Show all lines holding "boundary".

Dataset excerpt
-*-*-

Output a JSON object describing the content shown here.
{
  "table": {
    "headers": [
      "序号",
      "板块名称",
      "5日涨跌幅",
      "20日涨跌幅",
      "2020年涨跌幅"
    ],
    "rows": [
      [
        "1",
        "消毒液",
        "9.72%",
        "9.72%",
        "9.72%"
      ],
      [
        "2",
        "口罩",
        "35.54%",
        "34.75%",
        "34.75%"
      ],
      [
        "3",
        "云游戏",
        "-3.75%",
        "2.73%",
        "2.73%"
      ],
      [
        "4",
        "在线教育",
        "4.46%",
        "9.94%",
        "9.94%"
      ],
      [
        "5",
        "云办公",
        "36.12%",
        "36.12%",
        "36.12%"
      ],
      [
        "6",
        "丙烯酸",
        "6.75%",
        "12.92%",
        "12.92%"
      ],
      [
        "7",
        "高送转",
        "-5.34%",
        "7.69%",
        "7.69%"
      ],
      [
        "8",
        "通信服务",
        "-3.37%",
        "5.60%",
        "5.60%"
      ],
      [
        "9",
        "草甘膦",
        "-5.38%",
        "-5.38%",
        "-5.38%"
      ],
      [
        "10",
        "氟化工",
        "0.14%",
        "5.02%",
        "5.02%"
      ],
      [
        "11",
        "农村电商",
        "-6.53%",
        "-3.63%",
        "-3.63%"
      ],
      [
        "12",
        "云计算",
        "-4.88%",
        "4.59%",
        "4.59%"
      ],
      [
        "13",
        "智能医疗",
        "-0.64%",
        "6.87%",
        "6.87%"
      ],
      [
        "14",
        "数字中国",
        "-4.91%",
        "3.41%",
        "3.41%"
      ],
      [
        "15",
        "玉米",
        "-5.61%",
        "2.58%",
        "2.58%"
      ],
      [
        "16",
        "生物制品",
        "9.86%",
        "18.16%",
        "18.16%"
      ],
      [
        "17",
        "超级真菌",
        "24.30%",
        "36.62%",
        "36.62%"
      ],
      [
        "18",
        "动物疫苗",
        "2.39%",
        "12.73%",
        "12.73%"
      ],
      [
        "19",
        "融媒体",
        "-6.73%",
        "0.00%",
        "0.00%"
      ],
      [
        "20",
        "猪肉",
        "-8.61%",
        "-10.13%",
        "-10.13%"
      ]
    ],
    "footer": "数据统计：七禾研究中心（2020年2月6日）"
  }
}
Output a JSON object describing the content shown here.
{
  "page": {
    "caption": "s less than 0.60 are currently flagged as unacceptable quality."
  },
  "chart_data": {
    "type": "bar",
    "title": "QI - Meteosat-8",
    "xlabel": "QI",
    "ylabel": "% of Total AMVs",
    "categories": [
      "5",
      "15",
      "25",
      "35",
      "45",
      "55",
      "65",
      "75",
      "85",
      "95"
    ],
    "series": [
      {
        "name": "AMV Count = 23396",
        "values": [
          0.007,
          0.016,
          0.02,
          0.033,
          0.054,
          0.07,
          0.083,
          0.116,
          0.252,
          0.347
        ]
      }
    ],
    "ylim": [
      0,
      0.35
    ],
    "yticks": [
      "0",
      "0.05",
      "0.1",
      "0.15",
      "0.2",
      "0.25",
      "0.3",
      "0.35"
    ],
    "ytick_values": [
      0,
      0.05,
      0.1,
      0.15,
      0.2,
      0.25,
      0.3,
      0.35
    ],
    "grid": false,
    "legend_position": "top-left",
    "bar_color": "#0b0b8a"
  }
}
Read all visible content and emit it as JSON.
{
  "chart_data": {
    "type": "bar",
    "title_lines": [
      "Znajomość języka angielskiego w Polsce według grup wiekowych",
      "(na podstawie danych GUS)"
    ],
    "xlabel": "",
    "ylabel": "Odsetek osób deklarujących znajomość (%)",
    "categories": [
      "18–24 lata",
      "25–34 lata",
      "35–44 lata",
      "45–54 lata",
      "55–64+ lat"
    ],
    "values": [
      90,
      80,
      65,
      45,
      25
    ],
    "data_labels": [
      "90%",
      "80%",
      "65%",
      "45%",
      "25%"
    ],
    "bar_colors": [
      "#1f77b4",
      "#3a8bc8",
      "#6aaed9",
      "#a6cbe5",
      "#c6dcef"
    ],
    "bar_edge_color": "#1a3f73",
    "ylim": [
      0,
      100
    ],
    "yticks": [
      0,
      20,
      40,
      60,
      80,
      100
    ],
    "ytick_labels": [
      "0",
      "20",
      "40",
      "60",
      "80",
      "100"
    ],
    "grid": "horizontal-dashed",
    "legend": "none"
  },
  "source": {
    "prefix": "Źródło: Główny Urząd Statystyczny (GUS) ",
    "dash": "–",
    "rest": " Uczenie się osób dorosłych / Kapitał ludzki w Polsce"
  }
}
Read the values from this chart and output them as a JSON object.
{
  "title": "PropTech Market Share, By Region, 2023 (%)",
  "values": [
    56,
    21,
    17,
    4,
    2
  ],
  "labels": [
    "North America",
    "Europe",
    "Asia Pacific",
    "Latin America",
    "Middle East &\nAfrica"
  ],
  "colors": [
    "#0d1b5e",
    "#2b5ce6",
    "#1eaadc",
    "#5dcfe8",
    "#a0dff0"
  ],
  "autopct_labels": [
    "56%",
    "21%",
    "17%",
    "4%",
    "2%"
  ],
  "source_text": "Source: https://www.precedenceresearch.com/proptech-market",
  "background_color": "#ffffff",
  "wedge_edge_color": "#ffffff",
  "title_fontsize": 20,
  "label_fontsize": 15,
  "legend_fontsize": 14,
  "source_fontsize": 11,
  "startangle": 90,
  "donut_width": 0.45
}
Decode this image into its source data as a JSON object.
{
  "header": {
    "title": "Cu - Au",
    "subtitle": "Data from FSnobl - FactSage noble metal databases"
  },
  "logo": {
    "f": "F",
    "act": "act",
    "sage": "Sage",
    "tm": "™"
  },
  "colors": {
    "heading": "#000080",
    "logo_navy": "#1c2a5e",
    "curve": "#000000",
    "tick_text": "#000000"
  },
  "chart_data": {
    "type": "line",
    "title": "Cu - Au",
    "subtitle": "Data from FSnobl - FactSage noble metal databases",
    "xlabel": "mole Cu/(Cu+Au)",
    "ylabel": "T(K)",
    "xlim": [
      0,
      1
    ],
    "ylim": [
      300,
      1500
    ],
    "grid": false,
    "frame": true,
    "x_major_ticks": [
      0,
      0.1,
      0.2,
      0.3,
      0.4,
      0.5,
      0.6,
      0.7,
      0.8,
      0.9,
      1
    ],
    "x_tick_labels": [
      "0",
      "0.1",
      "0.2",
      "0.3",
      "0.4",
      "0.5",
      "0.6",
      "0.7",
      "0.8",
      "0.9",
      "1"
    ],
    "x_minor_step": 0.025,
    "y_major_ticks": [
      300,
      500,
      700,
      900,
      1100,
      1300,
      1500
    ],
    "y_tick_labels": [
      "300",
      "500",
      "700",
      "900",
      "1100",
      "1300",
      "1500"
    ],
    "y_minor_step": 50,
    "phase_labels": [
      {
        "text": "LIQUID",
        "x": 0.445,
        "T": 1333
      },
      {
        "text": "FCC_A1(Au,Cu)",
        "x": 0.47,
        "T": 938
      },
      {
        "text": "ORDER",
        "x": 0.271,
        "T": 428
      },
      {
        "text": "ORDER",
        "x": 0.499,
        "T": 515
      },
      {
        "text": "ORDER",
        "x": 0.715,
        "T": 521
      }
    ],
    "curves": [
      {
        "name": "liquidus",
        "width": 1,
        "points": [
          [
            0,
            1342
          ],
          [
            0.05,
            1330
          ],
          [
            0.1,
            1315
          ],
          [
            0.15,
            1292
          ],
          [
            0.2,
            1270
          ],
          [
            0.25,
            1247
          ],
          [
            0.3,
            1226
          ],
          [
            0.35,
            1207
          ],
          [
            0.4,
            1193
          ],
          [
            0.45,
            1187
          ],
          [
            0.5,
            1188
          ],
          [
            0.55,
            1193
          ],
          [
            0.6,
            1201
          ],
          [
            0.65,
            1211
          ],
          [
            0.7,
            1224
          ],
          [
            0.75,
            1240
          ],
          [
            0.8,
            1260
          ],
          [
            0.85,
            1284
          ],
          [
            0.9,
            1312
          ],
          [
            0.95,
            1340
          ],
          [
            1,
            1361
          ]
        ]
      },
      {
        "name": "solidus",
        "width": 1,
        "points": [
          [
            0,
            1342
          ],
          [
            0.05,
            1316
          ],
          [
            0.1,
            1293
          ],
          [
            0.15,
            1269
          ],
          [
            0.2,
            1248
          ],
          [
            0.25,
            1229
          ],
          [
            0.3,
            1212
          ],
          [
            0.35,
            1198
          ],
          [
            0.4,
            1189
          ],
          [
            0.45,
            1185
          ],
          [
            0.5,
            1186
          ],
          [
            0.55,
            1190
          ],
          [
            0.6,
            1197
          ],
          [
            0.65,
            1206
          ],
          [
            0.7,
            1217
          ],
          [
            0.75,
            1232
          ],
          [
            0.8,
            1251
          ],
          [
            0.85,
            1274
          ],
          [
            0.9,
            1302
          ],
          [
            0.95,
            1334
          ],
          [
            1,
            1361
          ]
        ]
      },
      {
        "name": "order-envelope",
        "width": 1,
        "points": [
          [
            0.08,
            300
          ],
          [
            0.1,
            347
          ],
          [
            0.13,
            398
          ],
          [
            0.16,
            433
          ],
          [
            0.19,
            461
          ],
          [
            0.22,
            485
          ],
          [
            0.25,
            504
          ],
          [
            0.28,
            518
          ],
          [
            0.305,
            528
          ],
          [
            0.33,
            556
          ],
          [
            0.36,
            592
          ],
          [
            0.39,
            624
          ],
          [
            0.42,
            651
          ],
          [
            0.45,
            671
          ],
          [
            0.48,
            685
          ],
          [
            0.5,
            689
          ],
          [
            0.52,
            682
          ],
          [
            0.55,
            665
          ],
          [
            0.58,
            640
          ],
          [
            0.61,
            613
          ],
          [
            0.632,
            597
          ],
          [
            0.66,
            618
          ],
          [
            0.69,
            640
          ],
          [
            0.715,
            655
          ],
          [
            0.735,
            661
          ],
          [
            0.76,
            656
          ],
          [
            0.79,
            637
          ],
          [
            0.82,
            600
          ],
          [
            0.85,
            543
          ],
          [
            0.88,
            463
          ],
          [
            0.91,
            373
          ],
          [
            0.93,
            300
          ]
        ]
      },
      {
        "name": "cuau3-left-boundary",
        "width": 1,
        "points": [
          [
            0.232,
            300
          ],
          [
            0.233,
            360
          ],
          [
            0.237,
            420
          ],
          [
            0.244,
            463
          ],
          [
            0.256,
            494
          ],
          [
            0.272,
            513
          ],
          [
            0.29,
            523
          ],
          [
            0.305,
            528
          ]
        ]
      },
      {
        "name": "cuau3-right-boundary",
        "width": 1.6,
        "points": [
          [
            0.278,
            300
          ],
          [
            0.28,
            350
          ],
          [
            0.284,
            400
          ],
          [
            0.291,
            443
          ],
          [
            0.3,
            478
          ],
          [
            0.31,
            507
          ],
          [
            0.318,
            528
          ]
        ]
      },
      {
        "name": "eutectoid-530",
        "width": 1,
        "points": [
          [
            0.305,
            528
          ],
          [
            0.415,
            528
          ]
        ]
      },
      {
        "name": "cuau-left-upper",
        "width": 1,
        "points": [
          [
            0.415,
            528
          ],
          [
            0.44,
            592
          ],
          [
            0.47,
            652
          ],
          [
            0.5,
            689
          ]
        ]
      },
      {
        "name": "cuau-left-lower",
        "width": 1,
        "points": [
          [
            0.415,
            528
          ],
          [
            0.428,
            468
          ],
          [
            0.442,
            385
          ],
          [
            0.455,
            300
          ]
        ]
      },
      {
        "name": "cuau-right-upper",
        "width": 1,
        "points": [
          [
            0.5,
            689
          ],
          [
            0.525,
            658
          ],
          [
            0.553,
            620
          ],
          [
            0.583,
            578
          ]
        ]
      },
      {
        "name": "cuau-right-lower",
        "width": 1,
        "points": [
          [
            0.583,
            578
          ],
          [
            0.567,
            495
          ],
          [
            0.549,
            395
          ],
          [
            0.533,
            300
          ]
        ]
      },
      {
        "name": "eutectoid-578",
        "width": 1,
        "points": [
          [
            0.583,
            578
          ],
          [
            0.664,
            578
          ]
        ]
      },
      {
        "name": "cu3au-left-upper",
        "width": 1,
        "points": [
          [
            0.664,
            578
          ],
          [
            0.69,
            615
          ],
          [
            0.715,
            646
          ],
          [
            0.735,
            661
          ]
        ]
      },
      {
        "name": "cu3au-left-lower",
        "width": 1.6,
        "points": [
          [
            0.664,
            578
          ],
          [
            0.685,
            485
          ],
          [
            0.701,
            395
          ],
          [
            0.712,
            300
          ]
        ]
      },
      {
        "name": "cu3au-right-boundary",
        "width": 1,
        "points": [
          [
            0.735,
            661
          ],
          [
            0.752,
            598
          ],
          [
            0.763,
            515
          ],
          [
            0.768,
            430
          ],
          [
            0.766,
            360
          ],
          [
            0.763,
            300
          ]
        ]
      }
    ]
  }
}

-*-*-

#### OUTPUT FOR THIS EXERCISE
        "name": "cuau3-left-boundary",
        "name": "cuau3-right-boundary",
        "name": "cu3au-right-boundary",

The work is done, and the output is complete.